[Dataset excerpt]
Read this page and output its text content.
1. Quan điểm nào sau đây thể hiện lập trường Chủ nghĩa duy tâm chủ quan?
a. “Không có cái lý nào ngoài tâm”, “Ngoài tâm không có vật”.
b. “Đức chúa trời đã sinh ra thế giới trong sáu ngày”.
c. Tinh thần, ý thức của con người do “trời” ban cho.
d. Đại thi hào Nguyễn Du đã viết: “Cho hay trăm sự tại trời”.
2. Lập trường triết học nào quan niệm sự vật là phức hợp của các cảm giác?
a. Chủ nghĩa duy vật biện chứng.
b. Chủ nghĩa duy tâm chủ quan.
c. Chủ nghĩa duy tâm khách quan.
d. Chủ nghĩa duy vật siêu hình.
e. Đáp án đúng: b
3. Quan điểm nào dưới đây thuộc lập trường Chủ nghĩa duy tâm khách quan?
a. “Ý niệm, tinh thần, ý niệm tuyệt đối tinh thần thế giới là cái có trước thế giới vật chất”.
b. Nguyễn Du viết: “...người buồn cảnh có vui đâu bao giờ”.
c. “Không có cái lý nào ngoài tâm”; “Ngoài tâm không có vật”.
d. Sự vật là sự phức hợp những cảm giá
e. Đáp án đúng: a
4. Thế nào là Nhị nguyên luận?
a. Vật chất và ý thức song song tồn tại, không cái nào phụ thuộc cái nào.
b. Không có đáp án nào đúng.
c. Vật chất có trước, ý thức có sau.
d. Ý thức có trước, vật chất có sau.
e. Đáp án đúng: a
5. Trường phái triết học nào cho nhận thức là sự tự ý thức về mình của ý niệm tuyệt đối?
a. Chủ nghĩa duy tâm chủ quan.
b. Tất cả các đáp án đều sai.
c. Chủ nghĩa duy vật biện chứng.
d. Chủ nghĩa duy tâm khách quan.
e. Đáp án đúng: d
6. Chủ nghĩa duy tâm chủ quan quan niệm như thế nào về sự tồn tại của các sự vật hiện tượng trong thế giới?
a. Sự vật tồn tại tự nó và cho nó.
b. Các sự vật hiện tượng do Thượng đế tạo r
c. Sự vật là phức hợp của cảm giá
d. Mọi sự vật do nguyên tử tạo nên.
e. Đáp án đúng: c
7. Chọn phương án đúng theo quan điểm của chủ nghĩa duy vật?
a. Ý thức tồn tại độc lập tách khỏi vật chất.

◆ Problem requirements
Please quote the data above in full, with no line missing.

◆ Final result
Read this page and output its text content.
1. Quan điểm nào sau đây thể hiện lập trường Chủ nghĩa duy tâm chủ quan?
a. “Không có cái lý nào ngoài tâm”, “Ngoài tâm không có vật”.
b. “Đức chúa trời đã sinh ra thế giới trong sáu ngày”.
c. Tinh thần, ý thức của con người do “trời” ban cho.
d. Đại thi hào Nguyễn Du đã viết: “Cho hay trăm sự tại trời”.
2. Lập trường triết học nào quan niệm sự vật là phức hợp của các cảm giác?
a. Chủ nghĩa duy vật biện chứng.
b. Chủ nghĩa duy tâm chủ quan.
c. Chủ nghĩa duy tâm khách quan.
d. Chủ nghĩa duy vật siêu hình.
e. Đáp án đúng: b
3. Quan điểm nào dưới đây thuộc lập trường Chủ nghĩa duy tâm khách quan?
a. “Ý niệm, tinh thần, ý niệm tuyệt đối tinh thần thế giới là cái có trước thế giới vật chất”.
b. Nguyễn Du viết: “...người buồn cảnh có vui đâu bao giờ”.
c. “Không có cái lý nào ngoài tâm”; “Ngoài tâm không có vật”.
d. Sự vật là sự phức hợp những cảm giá
e. Đáp án đúng: a
4. Thế nào là Nhị nguyên luận?
a. Vật chất và ý thức song song tồn tại, không cái nào phụ thuộc cái nào.
b. Không có đáp án nào đúng.
c. Vật chất có trước, ý thức có sau.
d. Ý thức có trước, vật chất có sau.
e. Đáp án đúng: a
5. Trường phái triết học nào cho nhận thức là sự tự ý thức về mình của ý niệm tuyệt đối?
a. Chủ nghĩa duy tâm chủ quan.
b. Tất cả các đáp án đều sai.
c. Chủ nghĩa duy vật biện chứng.
d. Chủ nghĩa duy tâm khách quan.
e. Đáp án đúng: d
6. Chủ nghĩa duy tâm chủ quan quan niệm như thế nào về sự tồn tại của các sự vật hiện tượng trong thế giới?
a. Sự vật tồn tại tự nó và cho nó.
b. Các sự vật hiện tượng do Thượng đế tạo r
c. Sự vật là phức hợp của cảm giá
d. Mọi sự vật do nguyên tử tạo nên.
e. Đáp án đúng: c
7. Chọn phương án đúng theo quan điểm của chủ nghĩa duy vật?
a. Ý thức tồn tại độc lập tách khỏi vật chất.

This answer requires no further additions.